(Chart and figure data)
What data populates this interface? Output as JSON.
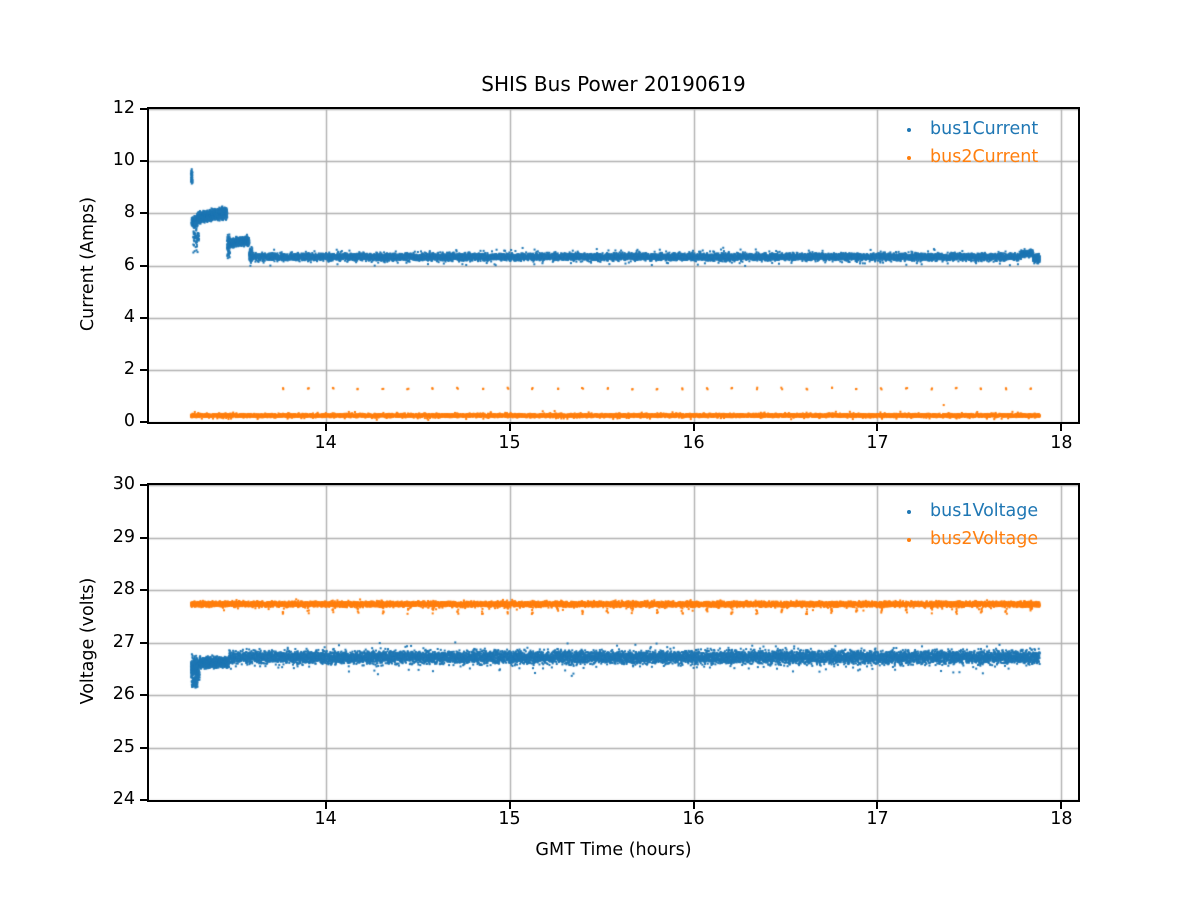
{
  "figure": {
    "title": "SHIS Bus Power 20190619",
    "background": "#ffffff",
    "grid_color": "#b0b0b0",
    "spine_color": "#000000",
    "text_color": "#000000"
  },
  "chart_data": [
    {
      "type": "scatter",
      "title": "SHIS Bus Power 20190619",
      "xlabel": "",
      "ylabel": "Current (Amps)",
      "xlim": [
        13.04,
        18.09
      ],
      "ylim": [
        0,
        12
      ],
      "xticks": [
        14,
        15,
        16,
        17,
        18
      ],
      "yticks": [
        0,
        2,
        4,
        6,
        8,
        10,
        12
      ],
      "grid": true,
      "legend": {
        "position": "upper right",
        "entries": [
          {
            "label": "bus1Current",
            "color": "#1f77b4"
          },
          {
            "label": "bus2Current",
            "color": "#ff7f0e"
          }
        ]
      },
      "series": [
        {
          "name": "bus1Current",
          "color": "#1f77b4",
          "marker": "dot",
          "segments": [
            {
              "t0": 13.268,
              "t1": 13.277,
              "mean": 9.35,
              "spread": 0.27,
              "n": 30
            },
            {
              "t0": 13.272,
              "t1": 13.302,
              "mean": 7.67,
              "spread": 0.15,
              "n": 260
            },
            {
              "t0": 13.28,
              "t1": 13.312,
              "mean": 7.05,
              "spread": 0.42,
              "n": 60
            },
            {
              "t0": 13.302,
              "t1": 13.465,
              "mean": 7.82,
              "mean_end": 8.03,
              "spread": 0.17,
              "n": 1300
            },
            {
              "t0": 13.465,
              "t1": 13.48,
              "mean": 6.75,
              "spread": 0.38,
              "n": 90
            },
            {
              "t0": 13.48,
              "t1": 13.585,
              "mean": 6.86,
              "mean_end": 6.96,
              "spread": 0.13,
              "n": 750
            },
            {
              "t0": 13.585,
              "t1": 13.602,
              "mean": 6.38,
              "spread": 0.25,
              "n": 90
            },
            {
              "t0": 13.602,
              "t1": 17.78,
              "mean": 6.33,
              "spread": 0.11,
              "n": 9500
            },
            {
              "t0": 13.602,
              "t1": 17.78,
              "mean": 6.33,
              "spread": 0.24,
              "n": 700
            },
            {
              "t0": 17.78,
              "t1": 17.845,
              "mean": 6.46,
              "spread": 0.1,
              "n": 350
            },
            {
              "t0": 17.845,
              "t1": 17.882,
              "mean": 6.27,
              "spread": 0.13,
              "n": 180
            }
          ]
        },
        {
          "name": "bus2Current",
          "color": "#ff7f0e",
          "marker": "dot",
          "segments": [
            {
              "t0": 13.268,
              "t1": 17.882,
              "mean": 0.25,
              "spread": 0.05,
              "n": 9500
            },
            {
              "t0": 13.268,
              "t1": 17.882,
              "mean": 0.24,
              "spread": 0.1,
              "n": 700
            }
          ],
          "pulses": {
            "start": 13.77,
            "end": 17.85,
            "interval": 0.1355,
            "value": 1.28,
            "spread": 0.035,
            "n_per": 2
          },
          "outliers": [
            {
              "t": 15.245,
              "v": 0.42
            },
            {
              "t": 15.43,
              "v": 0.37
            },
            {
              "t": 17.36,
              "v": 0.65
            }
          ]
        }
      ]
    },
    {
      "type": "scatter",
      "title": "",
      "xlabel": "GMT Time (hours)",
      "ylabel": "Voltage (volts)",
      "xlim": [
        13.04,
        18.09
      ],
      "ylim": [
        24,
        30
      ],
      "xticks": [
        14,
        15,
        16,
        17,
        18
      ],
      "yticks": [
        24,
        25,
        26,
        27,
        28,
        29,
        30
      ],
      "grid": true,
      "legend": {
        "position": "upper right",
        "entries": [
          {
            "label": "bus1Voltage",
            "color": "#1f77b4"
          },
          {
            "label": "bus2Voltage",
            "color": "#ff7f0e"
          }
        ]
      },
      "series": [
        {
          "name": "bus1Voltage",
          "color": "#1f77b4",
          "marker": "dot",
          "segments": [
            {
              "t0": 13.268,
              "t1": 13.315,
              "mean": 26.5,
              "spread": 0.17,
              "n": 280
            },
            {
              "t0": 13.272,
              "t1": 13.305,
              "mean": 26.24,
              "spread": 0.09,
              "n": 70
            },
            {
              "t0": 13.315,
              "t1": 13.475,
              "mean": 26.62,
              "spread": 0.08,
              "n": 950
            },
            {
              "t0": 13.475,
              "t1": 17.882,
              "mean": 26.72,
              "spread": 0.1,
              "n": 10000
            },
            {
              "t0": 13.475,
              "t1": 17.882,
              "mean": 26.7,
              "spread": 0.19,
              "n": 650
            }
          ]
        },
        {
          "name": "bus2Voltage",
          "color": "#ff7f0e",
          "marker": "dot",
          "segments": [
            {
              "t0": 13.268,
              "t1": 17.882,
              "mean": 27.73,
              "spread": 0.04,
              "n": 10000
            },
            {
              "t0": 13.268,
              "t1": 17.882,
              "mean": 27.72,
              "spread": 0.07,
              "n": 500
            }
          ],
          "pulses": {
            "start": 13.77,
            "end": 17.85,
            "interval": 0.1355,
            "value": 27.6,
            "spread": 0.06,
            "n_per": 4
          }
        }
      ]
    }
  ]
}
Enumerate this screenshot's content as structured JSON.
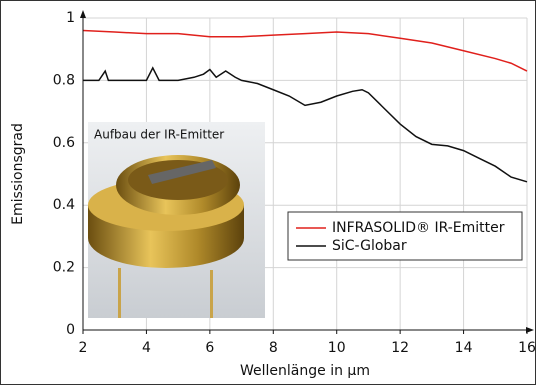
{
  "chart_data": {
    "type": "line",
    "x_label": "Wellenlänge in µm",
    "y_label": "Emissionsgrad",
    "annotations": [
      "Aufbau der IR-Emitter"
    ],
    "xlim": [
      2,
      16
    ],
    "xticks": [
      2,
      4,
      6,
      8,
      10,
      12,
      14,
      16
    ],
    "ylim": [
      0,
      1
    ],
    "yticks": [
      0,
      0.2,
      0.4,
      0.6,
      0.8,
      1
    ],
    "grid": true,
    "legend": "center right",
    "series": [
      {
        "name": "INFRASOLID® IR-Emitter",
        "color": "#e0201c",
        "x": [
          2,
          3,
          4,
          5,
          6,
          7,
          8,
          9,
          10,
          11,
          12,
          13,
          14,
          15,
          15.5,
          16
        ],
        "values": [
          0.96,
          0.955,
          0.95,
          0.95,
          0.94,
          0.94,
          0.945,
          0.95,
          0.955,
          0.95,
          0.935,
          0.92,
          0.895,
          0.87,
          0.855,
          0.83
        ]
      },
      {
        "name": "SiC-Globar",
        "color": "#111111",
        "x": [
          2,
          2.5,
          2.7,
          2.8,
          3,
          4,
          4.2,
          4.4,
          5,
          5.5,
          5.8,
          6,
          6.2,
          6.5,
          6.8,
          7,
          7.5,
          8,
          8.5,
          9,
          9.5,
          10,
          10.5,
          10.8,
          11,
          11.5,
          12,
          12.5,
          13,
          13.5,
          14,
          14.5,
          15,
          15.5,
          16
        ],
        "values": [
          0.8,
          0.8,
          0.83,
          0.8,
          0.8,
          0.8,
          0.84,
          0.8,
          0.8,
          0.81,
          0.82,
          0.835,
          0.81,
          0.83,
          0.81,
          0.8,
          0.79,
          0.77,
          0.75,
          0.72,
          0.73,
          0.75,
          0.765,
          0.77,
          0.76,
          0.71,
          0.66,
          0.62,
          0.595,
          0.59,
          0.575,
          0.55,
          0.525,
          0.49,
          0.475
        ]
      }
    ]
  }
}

TASK. Print every entry exactly as written, without the pictures.

RESULT OF THIS TASK.
What data populates this interface? Output as JSON.
{
  "figure": {
    "title": "SHIS Bus Power 20190619",
    "background": "#ffffff",
    "grid_color": "#b0b0b0",
    "spine_color": "#000000",
    "text_color": "#000000"
  },
  "chart_data": [
    {
      "type": "scatter",
      "title": "SHIS Bus Power 20190619",
      "xlabel": "",
      "ylabel": "Current (Amps)",
      "xlim": [
        13.04,
        18.09
      ],
      "ylim": [
        0,
        12
      ],
      "xticks": [
        14,
        15,
        16,
        17,
        18
      ],
      "yticks": [
        0,
        2,
        4,
        6,
        8,
        10,
        12
      ],
      "grid": true,
      "legend": {
        "position": "upper right",
        "entries": [
          {
            "label": "bus1Current",
            "color": "#1f77b4"
          },
          {
            "label": "bus2Current",
            "color": "#ff7f0e"
          }
        ]
      },
      "series": [
        {
          "name": "bus1Current",
          "color": "#1f77b4",
          "marker": "dot",
          "segments": [
            {
              "t0": 13.268,
              "t1": 13.277,
              "mean": 9.35,
              "spread": 0.27,
              "n": 30
            },
            {
              "t0": 13.272,
              "t1": 13.302,
              "mean": 7.67,
              "spread": 0.15,
              "n": 260
            },
            {
              "t0": 13.28,
              "t1": 13.312,
              "mean": 7.05,
              "spread": 0.42,
              "n": 60
            },
            {
              "t0": 13.302,
              "t1": 13.465,
              "mean": 7.82,
              "mean_end": 8.03,
              "spread": 0.17,
              "n": 1300
            },
            {
              "t0": 13.465,
              "t1": 13.48,
              "mean": 6.75,
              "spread": 0.38,
              "n": 90
            },
            {
              "t0": 13.48,
              "t1": 13.585,
              "mean": 6.86,
              "mean_end": 6.96,
              "spread": 0.13,
              "n": 750
            },
            {
              "t0": 13.585,
              "t1": 13.602,
              "mean": 6.38,
              "spread": 0.25,
              "n": 90
            },
            {
              "t0": 13.602,
              "t1": 17.78,
              "mean": 6.33,
              "spread": 0.11,
              "n": 9500
            },
            {
              "t0": 13.602,
              "t1": 17.78,
              "mean": 6.33,
              "spread": 0.24,
              "n": 700
            },
            {
              "t0": 17.78,
              "t1": 17.845,
              "mean": 6.46,
              "spread": 0.1,
              "n": 350
            },
            {
              "t0": 17.845,
              "t1": 17.882,
              "mean": 6.27,
              "spread": 0.13,
              "n": 180
            }
          ]
        },
        {
          "name": "bus2Current",
          "color": "#ff7f0e",
          "marker": "dot",
          "segments": [
            {
              "t0": 13.268,
              "t1": 17.882,
              "mean": 0.25,
              "spread": 0.05,
              "n": 9500
            },
            {
              "t0": 13.268,
              "t1": 17.882,
              "mean": 0.24,
              "spread": 0.1,
              "n": 700
            }
          ],
          "pulses": {
            "start": 13.77,
            "end": 17.85,
            "interval": 0.1355,
            "value": 1.28,
            "spread": 0.035,
            "n_per": 2
          },
          "outliers": [
            {
              "t": 15.245,
              "v": 0.42
            },
            {
              "t": 15.43,
              "v": 0.37
            },
            {
              "t": 17.36,
              "v": 0.65
            }
          ]
        }
      ]
    },
    {
      "type": "scatter",
      "title": "",
      "xlabel": "GMT Time (hours)",
      "ylabel": "Voltage (volts)",
      "xlim": [
        13.04,
        18.09
      ],
      "ylim": [
        24,
        30
      ],
      "xticks": [
        14,
        15,
        16,
        17,
        18
      ],
      "yticks": [
        24,
        25,
        26,
        27,
        28,
        29,
        30
      ],
      "grid": true,
      "legend": {
        "position": "upper right",
        "entries": [
          {
            "label": "bus1Voltage",
            "color": "#1f77b4"
          },
          {
            "label": "bus2Voltage",
            "color": "#ff7f0e"
          }
        ]
      },
      "series": [
        {
          "name": "bus1Voltage",
          "color": "#1f77b4",
          "marker": "dot",
          "segments": [
            {
              "t0": 13.268,
              "t1": 13.315,
              "mean": 26.5,
              "spread": 0.17,
              "n": 280
            },
            {
              "t0": 13.272,
              "t1": 13.305,
              "mean": 26.24,
              "spread": 0.09,
              "n": 70
            },
            {
              "t0": 13.315,
              "t1": 13.475,
              "mean": 26.62,
              "spread": 0.08,
              "n": 950
            },
            {
              "t0": 13.475,
              "t1": 17.882,
              "mean": 26.72,
              "spread": 0.1,
              "n": 10000
            },
            {
              "t0": 13.475,
              "t1": 17.882,
              "mean": 26.7,
              "spread": 0.19,
              "n": 650
            }
          ]
        },
        {
          "name": "bus2Voltage",
          "color": "#ff7f0e",
          "marker": "dot",
          "segments": [
            {
              "t0": 13.268,
              "t1": 17.882,
              "mean": 27.73,
              "spread": 0.04,
              "n": 10000
            },
            {
              "t0": 13.268,
              "t1": 17.882,
              "mean": 27.72,
              "spread": 0.07,
              "n": 500
            }
          ],
          "pulses": {
            "start": 13.77,
            "end": 17.85,
            "interval": 0.1355,
            "value": 27.6,
            "spread": 0.06,
            "n_per": 4
          }
        }
      ]
    }
  ]
}
Enumerate this screenshot's content as structured JSON.
{
  "chart_data": {
    "type": "line",
    "x_label": "Wellenlänge in µm",
    "y_label": "Emissionsgrad",
    "annotations": [
      "Aufbau der IR-Emitter"
    ],
    "xlim": [
      2,
      16
    ],
    "xticks": [
      2,
      4,
      6,
      8,
      10,
      12,
      14,
      16
    ],
    "ylim": [
      0,
      1
    ],
    "yticks": [
      0,
      0.2,
      0.4,
      0.6,
      0.8,
      1
    ],
    "grid": true,
    "legend": "center right",
    "series": [
      {
        "name": "INFRASOLID® IR-Emitter",
        "color": "#e0201c",
        "x": [
          2,
          3,
          4,
          5,
          6,
          7,
          8,
          9,
          10,
          11,
          12,
          13,
          14,
          15,
          15.5,
          16
        ],
        "values": [
          0.96,
          0.955,
          0.95,
          0.95,
          0.94,
          0.94,
          0.945,
          0.95,
          0.955,
          0.95,
          0.935,
          0.92,
          0.895,
          0.87,
          0.855,
          0.83
        ]
      },
      {
        "name": "SiC-Globar",
        "color": "#111111",
        "x": [
          2,
          2.5,
          2.7,
          2.8,
          3,
          4,
          4.2,
          4.4,
          5,
          5.5,
          5.8,
          6,
          6.2,
          6.5,
          6.8,
          7,
          7.5,
          8,
          8.5,
          9,
          9.5,
          10,
          10.5,
          10.8,
          11,
          11.5,
          12,
          12.5,
          13,
          13.5,
          14,
          14.5,
          15,
          15.5,
          16
        ],
        "values": [
          0.8,
          0.8,
          0.83,
          0.8,
          0.8,
          0.8,
          0.84,
          0.8,
          0.8,
          0.81,
          0.82,
          0.835,
          0.81,
          0.83,
          0.81,
          0.8,
          0.79,
          0.77,
          0.75,
          0.72,
          0.73,
          0.75,
          0.765,
          0.77,
          0.76,
          0.71,
          0.66,
          0.62,
          0.595,
          0.59,
          0.575,
          0.55,
          0.525,
          0.49,
          0.475
        ]
      }
    ]
  }
}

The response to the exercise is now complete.